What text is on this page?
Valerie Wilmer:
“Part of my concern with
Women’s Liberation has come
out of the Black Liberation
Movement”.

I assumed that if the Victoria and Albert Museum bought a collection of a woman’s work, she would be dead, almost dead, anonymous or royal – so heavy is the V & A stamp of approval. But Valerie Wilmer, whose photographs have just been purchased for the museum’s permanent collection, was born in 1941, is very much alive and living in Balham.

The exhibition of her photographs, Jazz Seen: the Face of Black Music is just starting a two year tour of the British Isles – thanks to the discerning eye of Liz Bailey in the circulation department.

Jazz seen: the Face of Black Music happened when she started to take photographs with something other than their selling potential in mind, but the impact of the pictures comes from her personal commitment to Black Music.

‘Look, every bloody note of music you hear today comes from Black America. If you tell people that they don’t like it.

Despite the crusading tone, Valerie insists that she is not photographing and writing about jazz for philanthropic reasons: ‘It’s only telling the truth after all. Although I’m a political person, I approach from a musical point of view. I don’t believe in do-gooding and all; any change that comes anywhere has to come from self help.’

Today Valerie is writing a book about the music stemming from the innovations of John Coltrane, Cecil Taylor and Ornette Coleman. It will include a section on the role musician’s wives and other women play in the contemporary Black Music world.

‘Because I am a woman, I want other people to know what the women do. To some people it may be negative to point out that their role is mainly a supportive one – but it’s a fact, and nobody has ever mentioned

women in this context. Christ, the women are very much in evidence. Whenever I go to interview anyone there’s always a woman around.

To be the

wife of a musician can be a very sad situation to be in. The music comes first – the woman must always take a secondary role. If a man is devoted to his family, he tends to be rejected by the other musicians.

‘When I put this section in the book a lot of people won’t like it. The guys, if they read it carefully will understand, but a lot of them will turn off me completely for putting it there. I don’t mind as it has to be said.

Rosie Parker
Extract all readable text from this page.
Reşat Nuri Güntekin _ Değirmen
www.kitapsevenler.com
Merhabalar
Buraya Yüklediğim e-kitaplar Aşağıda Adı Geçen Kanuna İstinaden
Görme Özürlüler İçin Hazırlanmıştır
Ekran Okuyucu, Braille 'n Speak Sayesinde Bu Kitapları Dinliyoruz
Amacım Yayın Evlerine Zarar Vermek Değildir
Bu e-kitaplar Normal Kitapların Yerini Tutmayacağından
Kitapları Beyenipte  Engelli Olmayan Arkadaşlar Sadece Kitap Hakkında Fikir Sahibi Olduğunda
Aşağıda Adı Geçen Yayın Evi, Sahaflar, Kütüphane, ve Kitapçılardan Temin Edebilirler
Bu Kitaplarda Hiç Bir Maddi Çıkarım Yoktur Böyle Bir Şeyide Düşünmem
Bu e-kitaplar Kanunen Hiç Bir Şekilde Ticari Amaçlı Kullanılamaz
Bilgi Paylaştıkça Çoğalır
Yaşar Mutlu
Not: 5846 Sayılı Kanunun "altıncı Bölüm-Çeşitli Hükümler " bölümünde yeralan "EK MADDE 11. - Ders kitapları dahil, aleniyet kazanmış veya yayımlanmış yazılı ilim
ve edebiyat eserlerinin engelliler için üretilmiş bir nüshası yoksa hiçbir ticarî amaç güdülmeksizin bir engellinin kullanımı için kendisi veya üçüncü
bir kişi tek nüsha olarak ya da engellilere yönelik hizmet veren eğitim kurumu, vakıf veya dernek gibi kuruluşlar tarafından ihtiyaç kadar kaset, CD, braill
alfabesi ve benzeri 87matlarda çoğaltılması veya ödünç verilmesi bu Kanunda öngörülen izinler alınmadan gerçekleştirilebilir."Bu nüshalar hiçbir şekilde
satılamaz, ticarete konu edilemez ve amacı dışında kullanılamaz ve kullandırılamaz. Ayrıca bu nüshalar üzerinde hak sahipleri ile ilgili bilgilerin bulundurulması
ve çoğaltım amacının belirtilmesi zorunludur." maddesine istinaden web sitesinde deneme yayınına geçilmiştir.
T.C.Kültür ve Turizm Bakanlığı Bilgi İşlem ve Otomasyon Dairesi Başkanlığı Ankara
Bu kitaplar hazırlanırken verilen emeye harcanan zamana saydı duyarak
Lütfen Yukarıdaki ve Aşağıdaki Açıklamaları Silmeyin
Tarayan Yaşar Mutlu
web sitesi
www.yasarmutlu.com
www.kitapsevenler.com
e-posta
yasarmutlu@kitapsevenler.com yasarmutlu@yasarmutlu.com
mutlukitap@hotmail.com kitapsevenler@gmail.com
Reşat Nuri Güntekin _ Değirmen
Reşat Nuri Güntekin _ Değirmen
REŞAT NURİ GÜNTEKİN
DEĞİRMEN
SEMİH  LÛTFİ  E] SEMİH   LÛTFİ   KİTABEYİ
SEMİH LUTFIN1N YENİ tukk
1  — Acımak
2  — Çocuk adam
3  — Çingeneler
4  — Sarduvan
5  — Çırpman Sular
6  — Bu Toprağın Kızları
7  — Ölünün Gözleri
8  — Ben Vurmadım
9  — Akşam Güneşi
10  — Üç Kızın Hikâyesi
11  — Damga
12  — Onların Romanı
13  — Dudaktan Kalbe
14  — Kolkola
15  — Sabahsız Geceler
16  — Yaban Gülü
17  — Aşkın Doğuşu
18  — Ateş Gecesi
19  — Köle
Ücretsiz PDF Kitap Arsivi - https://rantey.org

· · · · · · ·

Aim:
Gather each line in the entries above where the string "Geçen" is found.

Output:
Buraya Yüklediğim e-kitaplar Aşağıda Adı Geçen Kanuna İstinaden
Aşağıda Adı Geçen Yayın Evi, Sahaflar, Kütüphane, ve Kitapçılardan Temin Edebilirler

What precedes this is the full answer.